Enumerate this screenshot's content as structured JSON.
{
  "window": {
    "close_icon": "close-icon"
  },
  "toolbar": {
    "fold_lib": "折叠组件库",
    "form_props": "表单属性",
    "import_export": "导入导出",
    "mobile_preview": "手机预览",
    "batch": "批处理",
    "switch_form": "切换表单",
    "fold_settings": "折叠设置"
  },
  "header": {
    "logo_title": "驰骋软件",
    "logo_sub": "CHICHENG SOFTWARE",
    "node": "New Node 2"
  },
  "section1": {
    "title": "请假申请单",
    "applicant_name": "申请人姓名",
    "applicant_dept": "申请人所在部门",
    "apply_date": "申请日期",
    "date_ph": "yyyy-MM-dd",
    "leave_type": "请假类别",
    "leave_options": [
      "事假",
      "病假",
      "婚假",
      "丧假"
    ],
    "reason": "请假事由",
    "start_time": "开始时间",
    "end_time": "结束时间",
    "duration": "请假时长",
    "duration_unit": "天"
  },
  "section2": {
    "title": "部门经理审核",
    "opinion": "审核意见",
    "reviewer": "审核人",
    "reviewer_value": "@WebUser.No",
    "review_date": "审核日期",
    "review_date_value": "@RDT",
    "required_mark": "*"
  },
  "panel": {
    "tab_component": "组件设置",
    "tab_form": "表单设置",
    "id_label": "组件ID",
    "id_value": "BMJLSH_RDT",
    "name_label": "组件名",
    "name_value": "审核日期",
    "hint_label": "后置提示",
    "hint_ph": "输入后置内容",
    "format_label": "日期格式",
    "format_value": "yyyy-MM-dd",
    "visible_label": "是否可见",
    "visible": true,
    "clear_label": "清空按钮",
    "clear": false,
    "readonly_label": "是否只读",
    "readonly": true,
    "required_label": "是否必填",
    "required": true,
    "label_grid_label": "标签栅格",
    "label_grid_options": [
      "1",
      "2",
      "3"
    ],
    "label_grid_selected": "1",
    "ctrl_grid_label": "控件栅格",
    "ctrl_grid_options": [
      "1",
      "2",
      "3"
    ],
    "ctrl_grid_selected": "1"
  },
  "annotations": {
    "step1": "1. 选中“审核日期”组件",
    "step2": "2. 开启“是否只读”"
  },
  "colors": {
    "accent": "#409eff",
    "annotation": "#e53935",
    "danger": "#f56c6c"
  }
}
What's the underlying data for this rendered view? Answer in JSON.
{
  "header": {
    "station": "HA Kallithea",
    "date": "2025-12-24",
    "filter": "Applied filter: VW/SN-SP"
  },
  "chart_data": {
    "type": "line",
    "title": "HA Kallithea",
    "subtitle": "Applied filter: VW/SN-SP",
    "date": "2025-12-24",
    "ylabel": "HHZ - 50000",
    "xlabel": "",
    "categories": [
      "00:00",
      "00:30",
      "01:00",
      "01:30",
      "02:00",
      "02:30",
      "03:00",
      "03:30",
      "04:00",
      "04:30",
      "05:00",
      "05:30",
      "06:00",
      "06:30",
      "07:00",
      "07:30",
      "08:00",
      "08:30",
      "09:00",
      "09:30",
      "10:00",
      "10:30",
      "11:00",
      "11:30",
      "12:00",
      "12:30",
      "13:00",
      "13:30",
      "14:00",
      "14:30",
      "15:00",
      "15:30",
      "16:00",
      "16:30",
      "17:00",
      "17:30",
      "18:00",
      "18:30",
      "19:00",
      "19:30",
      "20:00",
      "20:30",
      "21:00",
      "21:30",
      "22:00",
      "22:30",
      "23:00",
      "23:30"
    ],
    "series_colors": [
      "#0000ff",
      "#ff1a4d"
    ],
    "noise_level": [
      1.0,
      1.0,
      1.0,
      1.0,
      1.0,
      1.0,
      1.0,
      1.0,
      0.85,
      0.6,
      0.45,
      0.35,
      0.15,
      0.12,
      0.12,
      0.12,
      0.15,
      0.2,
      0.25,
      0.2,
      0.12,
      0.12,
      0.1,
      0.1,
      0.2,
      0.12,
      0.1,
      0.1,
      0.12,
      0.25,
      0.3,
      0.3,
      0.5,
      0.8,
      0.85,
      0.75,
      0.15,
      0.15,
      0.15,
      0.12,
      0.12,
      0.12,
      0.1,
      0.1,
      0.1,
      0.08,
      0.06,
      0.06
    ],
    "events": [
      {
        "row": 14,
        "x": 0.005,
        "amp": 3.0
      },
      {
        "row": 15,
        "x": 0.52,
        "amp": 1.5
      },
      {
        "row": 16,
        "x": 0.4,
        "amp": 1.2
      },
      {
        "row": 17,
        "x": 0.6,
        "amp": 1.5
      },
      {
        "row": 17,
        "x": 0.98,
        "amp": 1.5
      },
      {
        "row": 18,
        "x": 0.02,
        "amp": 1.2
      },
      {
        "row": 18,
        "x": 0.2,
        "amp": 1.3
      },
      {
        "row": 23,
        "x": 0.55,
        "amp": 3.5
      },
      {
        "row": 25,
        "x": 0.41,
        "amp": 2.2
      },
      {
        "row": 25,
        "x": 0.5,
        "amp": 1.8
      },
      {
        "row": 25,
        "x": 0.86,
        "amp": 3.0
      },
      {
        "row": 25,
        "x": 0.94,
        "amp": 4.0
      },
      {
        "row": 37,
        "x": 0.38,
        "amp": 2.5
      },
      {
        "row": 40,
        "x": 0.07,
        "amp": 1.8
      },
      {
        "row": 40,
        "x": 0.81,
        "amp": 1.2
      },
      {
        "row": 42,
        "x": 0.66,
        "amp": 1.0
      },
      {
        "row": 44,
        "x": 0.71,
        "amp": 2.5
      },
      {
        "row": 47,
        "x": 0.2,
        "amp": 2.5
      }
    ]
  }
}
• • • •
Task requirements:
Every line that holds the word "JSON" counts once; state the total number of such lines and nothing else.

Response to this exercise:
2